> [INSTRUCTION]
Copy down every line where the string "color" shows up.

> [Entries with figure data]
━━━

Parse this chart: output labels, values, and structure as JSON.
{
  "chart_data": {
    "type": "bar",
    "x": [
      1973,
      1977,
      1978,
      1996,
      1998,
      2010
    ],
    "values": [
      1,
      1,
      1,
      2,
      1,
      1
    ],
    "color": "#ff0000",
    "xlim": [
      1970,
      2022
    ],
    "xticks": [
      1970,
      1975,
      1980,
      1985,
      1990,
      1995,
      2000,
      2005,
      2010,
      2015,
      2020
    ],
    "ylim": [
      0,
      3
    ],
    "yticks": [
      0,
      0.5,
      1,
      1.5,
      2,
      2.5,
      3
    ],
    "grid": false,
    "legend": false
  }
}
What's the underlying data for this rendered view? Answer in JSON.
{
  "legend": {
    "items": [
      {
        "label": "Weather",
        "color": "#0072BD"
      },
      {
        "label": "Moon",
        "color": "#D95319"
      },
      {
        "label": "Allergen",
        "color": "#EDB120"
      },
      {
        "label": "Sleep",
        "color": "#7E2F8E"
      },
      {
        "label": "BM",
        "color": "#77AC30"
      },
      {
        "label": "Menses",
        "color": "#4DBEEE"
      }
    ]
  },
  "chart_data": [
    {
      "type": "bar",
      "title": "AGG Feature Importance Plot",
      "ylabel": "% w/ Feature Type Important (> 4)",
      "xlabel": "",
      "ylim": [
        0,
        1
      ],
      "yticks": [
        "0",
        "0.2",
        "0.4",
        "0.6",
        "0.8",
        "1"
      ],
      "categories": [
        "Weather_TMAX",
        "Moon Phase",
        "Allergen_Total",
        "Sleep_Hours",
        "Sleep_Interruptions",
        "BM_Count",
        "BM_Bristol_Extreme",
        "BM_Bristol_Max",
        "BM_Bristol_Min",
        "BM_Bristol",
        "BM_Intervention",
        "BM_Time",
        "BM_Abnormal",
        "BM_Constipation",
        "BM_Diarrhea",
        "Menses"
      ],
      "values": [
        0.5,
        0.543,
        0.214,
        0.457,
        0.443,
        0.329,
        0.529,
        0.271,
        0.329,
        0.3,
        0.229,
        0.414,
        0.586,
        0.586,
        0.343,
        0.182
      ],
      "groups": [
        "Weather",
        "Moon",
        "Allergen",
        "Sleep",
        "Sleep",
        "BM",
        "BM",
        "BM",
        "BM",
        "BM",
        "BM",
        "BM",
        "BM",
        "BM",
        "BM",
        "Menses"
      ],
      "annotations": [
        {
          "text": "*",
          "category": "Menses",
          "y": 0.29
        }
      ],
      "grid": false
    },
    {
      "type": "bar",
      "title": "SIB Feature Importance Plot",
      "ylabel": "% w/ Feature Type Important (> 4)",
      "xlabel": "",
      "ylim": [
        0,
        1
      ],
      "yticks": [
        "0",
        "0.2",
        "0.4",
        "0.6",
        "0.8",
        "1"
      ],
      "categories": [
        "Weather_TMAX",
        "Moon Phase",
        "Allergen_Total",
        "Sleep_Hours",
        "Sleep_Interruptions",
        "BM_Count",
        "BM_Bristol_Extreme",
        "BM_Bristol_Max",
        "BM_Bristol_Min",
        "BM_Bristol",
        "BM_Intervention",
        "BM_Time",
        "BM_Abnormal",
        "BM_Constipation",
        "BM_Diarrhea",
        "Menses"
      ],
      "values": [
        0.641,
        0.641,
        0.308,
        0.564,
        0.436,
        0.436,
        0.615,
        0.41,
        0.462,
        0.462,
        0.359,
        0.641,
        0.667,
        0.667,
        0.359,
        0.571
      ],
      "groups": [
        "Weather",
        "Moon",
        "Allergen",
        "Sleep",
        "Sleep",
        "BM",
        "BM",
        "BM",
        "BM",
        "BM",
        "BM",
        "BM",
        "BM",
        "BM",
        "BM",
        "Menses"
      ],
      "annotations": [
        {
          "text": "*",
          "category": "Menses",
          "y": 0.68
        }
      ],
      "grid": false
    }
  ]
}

━━━

> [FINAL ANSWER]
    "color": "#ff0000",
        "color": "#0072BD"
        "color": "#D95319"
        "color": "#EDB120"
        "color": "#7E2F8E"
        "color": "#77AC30"
        "color": "#4DBEEE"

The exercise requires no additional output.